**Task details**
Scan each line of the records for the word "about" and extract the ones that have it.

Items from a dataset

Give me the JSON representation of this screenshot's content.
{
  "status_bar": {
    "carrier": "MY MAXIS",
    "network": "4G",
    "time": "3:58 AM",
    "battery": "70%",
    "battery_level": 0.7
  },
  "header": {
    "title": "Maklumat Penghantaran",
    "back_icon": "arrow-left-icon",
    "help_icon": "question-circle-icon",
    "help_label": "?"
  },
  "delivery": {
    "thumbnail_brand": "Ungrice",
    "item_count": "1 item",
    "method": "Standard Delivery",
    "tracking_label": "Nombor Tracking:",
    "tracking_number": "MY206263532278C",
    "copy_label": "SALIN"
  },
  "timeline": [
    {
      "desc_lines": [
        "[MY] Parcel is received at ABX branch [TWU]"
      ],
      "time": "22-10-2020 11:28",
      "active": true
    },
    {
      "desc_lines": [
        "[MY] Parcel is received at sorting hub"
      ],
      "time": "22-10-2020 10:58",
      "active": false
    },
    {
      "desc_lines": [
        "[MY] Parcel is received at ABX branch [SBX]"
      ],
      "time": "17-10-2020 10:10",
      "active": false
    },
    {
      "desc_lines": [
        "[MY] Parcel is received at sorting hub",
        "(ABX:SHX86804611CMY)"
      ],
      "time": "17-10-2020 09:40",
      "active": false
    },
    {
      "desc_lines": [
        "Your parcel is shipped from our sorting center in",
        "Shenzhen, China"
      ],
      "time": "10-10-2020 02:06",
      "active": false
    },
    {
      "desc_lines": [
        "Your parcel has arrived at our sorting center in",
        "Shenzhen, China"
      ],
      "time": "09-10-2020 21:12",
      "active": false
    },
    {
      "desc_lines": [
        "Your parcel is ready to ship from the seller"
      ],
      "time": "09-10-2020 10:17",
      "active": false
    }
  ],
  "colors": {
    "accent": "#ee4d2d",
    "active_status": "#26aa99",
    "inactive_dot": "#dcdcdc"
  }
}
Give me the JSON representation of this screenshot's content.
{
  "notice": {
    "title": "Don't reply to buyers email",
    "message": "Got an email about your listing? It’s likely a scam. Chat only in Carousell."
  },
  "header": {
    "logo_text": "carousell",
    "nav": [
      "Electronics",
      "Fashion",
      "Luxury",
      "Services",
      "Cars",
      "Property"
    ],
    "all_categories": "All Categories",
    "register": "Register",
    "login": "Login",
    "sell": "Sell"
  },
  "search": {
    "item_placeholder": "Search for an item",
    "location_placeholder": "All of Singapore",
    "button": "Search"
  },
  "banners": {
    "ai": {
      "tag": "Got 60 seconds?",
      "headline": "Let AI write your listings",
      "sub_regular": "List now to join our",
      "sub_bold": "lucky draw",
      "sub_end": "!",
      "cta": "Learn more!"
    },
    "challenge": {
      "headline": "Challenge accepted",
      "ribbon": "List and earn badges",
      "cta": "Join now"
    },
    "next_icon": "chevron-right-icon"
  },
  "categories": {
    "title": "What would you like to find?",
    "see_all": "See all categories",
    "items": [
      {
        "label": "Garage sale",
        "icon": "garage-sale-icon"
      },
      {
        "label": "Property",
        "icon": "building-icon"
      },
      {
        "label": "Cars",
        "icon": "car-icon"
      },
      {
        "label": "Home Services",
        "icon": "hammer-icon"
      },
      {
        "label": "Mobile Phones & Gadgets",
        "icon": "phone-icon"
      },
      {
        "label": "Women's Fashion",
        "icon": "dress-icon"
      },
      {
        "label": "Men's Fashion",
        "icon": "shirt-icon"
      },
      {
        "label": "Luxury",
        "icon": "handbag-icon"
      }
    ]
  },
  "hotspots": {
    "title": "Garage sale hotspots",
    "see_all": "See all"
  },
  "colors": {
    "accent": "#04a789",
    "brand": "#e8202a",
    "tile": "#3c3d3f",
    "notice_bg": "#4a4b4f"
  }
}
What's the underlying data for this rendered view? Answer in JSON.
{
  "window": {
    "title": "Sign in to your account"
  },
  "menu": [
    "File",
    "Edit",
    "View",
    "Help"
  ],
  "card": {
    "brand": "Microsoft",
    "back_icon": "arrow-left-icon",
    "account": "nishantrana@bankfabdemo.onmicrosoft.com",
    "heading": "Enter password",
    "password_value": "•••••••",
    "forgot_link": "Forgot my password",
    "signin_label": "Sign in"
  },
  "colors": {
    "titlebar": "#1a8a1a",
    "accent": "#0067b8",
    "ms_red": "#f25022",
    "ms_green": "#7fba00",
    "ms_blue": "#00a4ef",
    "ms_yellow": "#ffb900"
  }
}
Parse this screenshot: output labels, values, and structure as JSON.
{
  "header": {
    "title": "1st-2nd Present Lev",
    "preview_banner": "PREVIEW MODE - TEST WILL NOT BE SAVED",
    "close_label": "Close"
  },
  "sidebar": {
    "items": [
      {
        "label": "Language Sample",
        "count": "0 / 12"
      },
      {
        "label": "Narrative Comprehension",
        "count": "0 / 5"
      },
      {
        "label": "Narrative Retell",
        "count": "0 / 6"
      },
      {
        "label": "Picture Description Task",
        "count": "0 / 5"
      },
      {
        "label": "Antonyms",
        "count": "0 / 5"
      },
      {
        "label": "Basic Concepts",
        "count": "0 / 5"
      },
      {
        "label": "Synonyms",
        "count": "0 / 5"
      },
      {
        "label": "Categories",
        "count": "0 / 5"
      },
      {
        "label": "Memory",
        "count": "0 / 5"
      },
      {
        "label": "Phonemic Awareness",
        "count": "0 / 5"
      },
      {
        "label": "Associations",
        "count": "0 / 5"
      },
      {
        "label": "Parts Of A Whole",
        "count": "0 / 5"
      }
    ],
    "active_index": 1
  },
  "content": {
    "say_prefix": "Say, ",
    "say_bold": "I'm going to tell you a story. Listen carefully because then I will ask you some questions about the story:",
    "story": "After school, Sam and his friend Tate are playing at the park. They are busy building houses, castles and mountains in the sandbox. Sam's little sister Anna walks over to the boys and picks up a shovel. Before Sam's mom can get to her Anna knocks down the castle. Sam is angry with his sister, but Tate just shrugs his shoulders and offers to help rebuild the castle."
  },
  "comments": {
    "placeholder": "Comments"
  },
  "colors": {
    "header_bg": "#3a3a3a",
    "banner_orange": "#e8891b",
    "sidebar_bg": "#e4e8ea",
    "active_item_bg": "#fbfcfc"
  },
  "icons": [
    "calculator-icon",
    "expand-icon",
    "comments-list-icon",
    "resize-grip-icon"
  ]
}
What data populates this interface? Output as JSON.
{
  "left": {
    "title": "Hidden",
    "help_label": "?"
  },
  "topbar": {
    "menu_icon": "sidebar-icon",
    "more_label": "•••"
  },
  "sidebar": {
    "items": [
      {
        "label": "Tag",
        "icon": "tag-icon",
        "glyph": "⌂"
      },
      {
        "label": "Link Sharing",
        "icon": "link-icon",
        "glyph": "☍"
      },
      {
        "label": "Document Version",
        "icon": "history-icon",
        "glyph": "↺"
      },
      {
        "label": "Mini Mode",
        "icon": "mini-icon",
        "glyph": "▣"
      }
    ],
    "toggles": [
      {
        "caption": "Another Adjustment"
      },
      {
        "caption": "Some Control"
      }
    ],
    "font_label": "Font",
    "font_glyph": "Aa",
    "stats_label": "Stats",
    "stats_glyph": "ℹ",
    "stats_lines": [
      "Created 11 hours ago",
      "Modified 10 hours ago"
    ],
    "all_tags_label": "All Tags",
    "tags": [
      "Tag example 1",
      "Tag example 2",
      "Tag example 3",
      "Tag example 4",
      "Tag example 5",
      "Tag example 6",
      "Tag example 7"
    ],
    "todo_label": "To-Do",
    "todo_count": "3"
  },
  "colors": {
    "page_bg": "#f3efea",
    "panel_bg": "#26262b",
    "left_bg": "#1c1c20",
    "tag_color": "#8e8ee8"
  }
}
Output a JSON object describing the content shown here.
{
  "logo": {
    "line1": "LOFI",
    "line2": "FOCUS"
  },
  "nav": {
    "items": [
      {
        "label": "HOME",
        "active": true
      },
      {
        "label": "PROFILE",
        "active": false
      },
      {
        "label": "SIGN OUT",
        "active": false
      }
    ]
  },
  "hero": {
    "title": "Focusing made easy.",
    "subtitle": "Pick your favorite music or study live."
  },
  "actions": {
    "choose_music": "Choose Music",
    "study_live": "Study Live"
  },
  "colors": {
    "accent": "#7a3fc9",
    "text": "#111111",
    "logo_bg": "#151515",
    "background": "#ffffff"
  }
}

**Exercise result**
    "message": "Got an email about your listing? It’s likely a scam. Chat only in Carousell."
    "say_bold": "I'm going to tell you a story. Listen carefully because then I will ask you some questions about the story:",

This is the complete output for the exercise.